■ **Task requirements**:
Gather from the listing below each line that includes the word "color", and copy it.

■ **Data entries for graphics**:
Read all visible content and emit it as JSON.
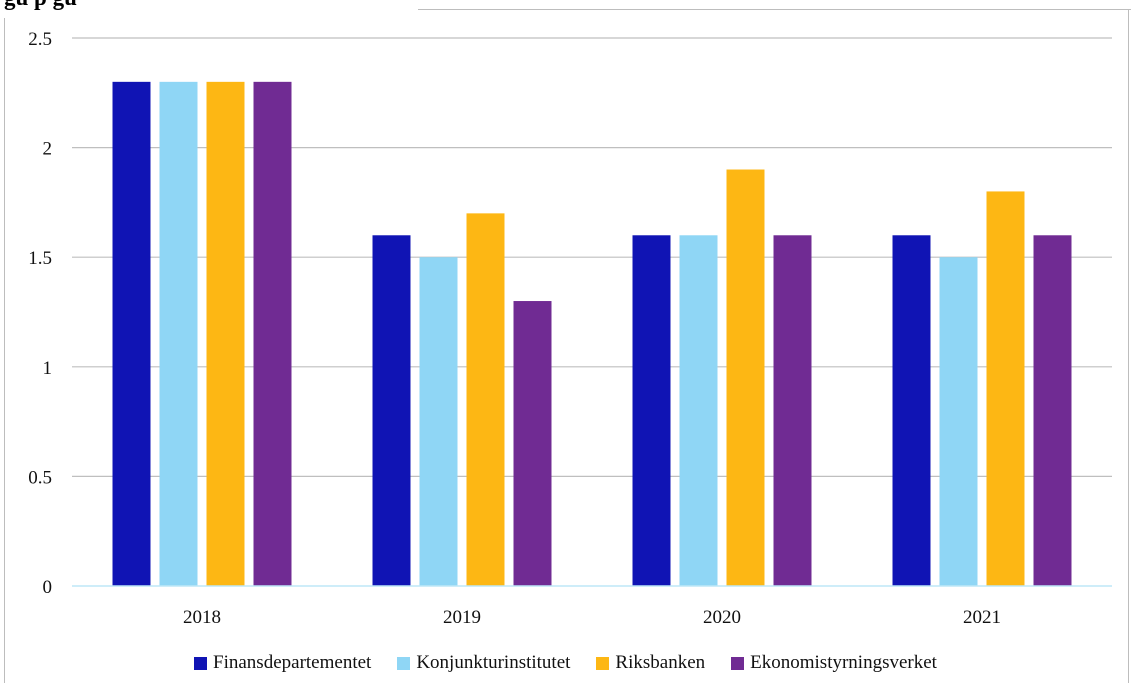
{
  "header": {
    "title_fragment": "gu                              p gu"
  },
  "chart_data": {
    "type": "bar",
    "title": "",
    "xlabel": "",
    "ylabel": "",
    "categories": [
      "2018",
      "2019",
      "2020",
      "2021"
    ],
    "ylim": [
      0,
      2.5
    ],
    "yticks": [
      0,
      0.5,
      1,
      1.5,
      2,
      2.5
    ],
    "ytick_labels": [
      "0",
      "0.5",
      "1",
      "1.5",
      "2",
      "2.5"
    ],
    "grid": true,
    "legend_position": "bottom",
    "series": [
      {
        "name": "Finansdepartementet",
        "color": "#1014b4",
        "values": [
          2.3,
          1.6,
          1.6,
          1.6
        ]
      },
      {
        "name": "Konjunkturinstitutet",
        "color": "#8fd6f5",
        "values": [
          2.3,
          1.5,
          1.6,
          1.5
        ]
      },
      {
        "name": "Riksbanken",
        "color": "#fdb714",
        "values": [
          2.3,
          1.7,
          1.9,
          1.8
        ]
      },
      {
        "name": "Ekonomistyrningsverket",
        "color": "#702b93",
        "values": [
          2.3,
          1.3,
          1.6,
          1.6
        ]
      }
    ]
  }
}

■ **Task result**:
        "color": "#1014b4",
        "color": "#8fd6f5",
        "color": "#fdb714",
        "color": "#702b93",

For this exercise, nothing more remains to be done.